Entries from a visual dataset:
§

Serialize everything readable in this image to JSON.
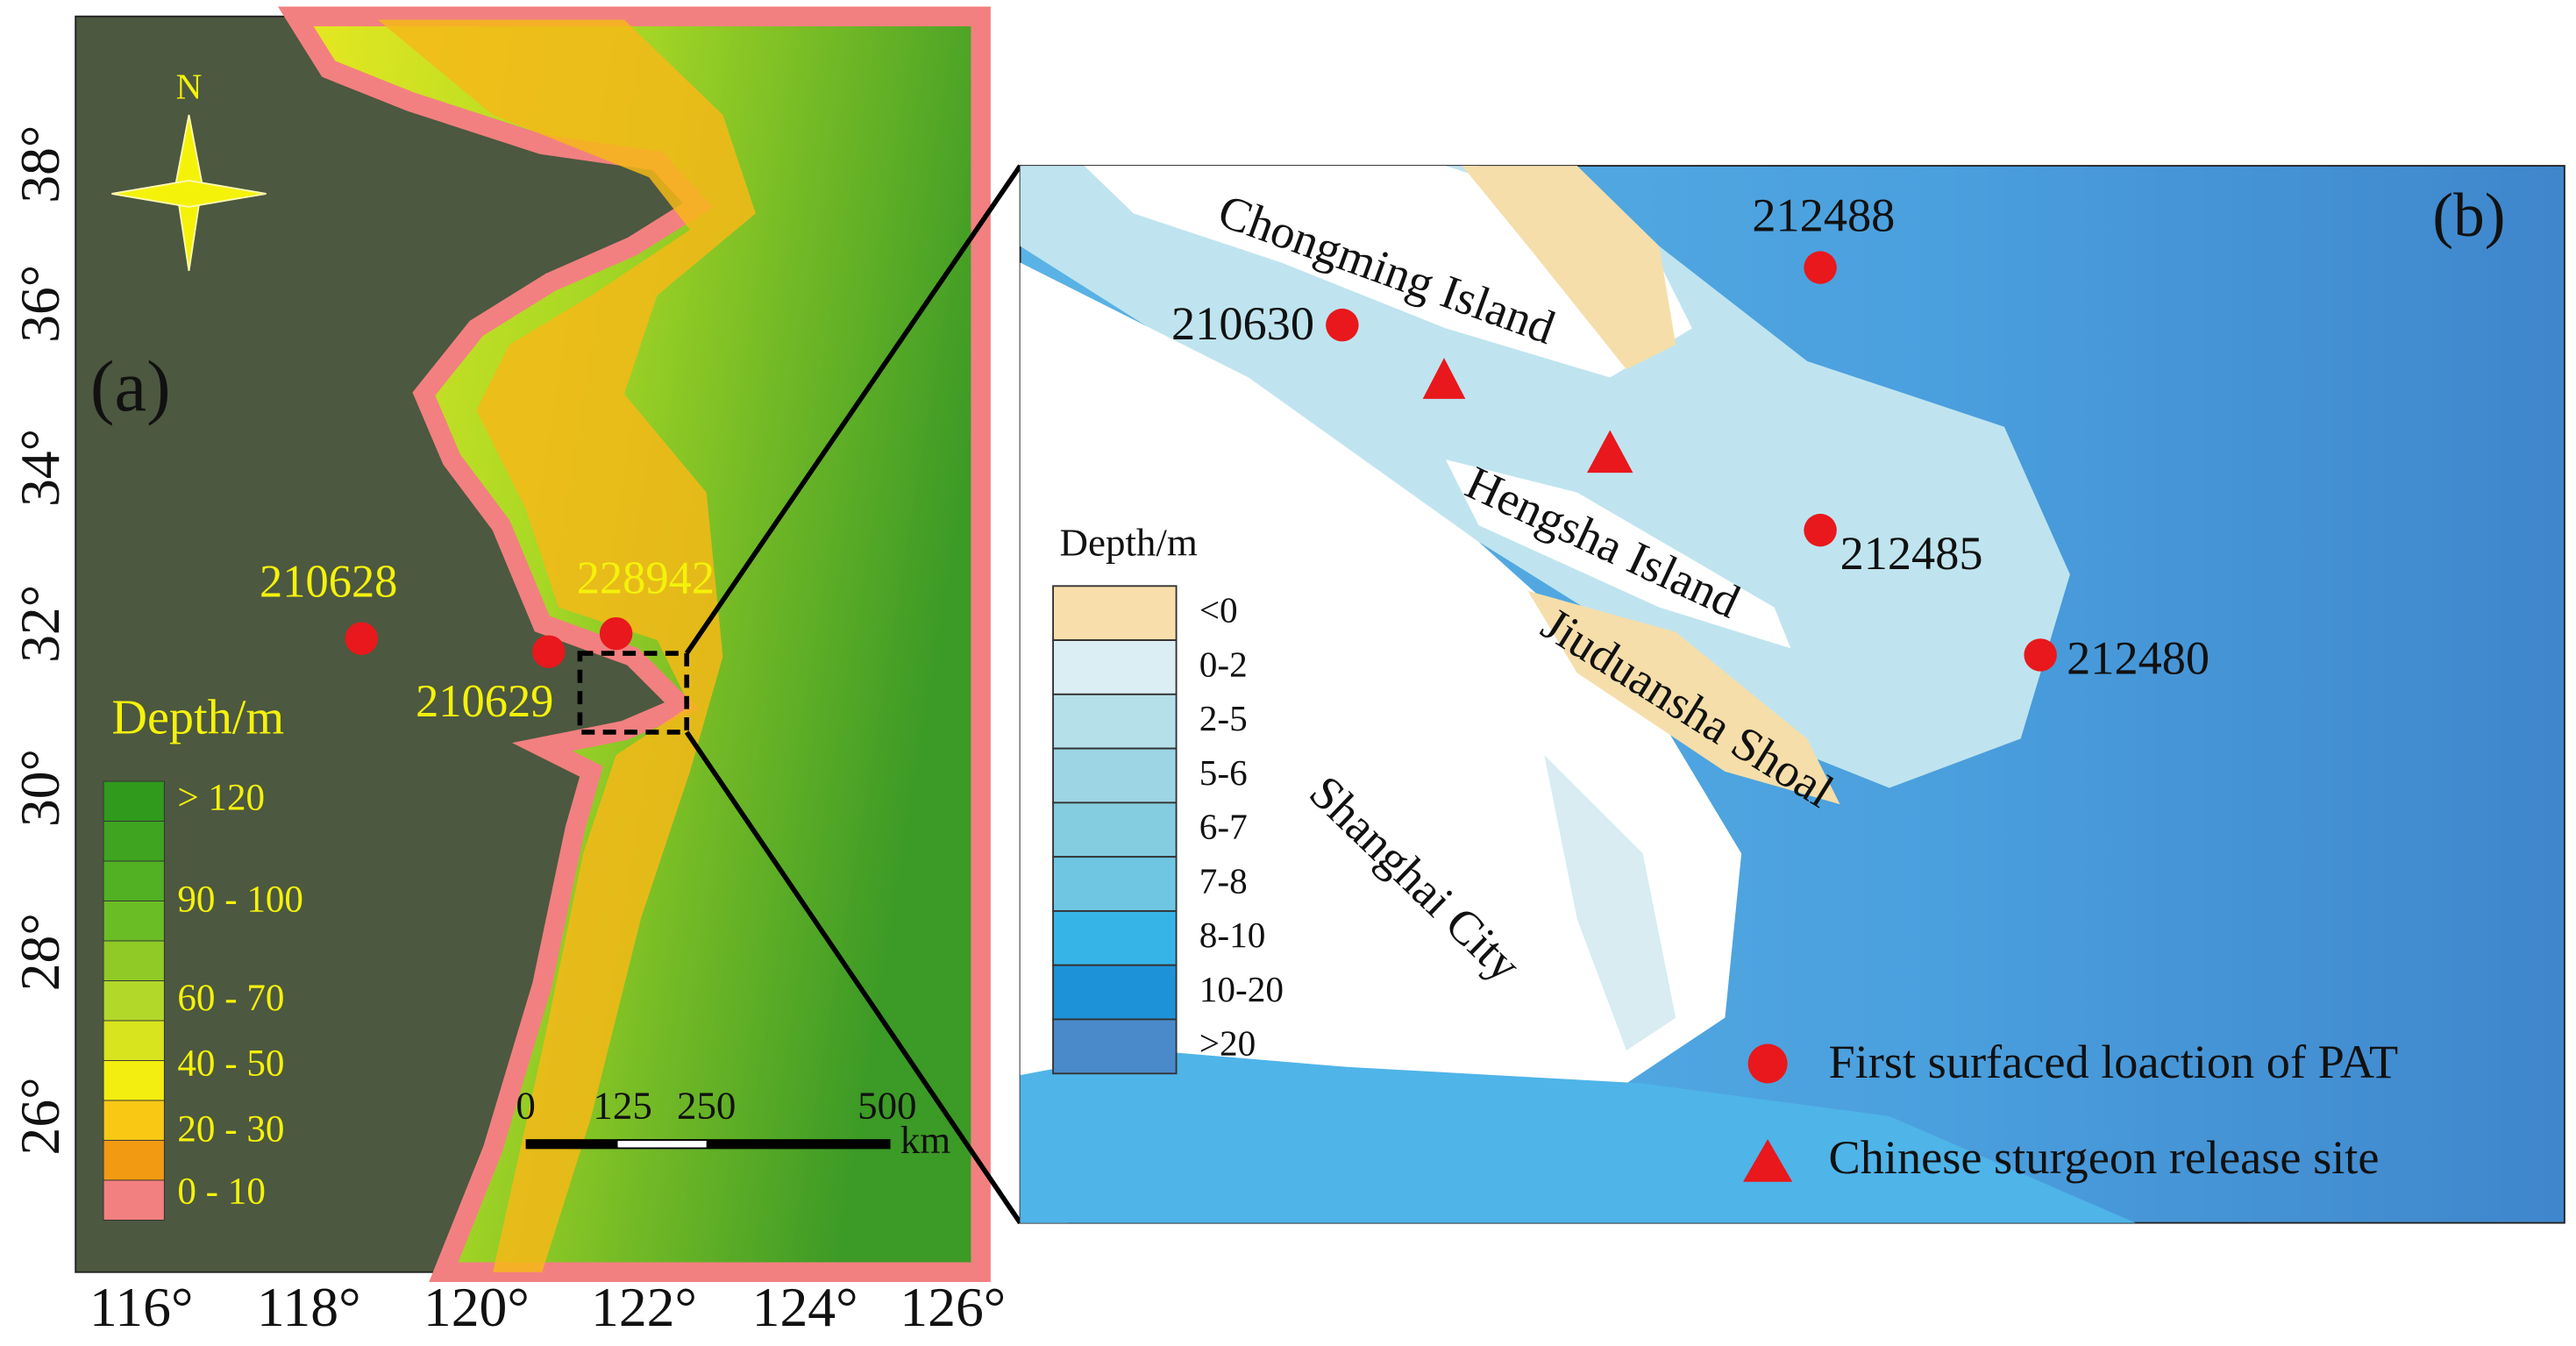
{
  "panel_a": {
    "label": "(a)",
    "north": "N",
    "xticks": [
      "116°",
      "118°",
      "120°",
      "122°",
      "124°",
      "126°"
    ],
    "yticks": [
      "26°",
      "28°",
      "30°",
      "32°",
      "34°",
      "36°",
      "38°"
    ],
    "points": [
      "210628",
      "228942",
      "210629"
    ],
    "legend_title": "Depth/m",
    "legend_items": [
      "> 120",
      "90 - 100",
      "60 - 70",
      "40 - 50",
      "20 - 30",
      "0 - 10"
    ],
    "scale_labels": [
      "0",
      "125",
      "250",
      "500"
    ],
    "scale_unit": "km"
  },
  "panel_b": {
    "label": "(b)",
    "places": [
      "Chongming Island",
      "Hengsha Island",
      "Jiuduansha Shoal",
      "Shanghai City"
    ],
    "points": [
      "212488",
      "210630",
      "212485",
      "212480"
    ],
    "legend_title": "Depth/m",
    "legend_items": [
      "<0",
      "0-2",
      "2-5",
      "5-6",
      "6-7",
      "7-8",
      "8-10",
      "10-20",
      ">20"
    ],
    "key": [
      "First surfaced loaction of PAT",
      "Chinese sturgeon release site"
    ]
  }
}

§

» **Short task**:
Make an exact copy of all the material, but keep the pictures out of it.

» **Reply to the exercise**:
Serialize everything readable in this image to JSON.
{
  "panel_a": {
    "label": "(a)",
    "north": "N",
    "xticks": [
      "116°",
      "118°",
      "120°",
      "122°",
      "124°",
      "126°"
    ],
    "yticks": [
      "26°",
      "28°",
      "30°",
      "32°",
      "34°",
      "36°",
      "38°"
    ],
    "points": [
      "210628",
      "228942",
      "210629"
    ],
    "legend_title": "Depth/m",
    "legend_items": [
      "> 120",
      "90 - 100",
      "60 - 70",
      "40 - 50",
      "20 - 30",
      "0 - 10"
    ],
    "scale_labels": [
      "0",
      "125",
      "250",
      "500"
    ],
    "scale_unit": "km"
  },
  "panel_b": {
    "label": "(b)",
    "places": [
      "Chongming Island",
      "Hengsha Island",
      "Jiuduansha Shoal",
      "Shanghai City"
    ],
    "points": [
      "212488",
      "210630",
      "212485",
      "212480"
    ],
    "legend_title": "Depth/m",
    "legend_items": [
      "<0",
      "0-2",
      "2-5",
      "5-6",
      "6-7",
      "7-8",
      "8-10",
      "10-20",
      ">20"
    ],
    "key": [
      "First surfaced loaction of PAT",
      "Chinese sturgeon release site"
    ]
  }
}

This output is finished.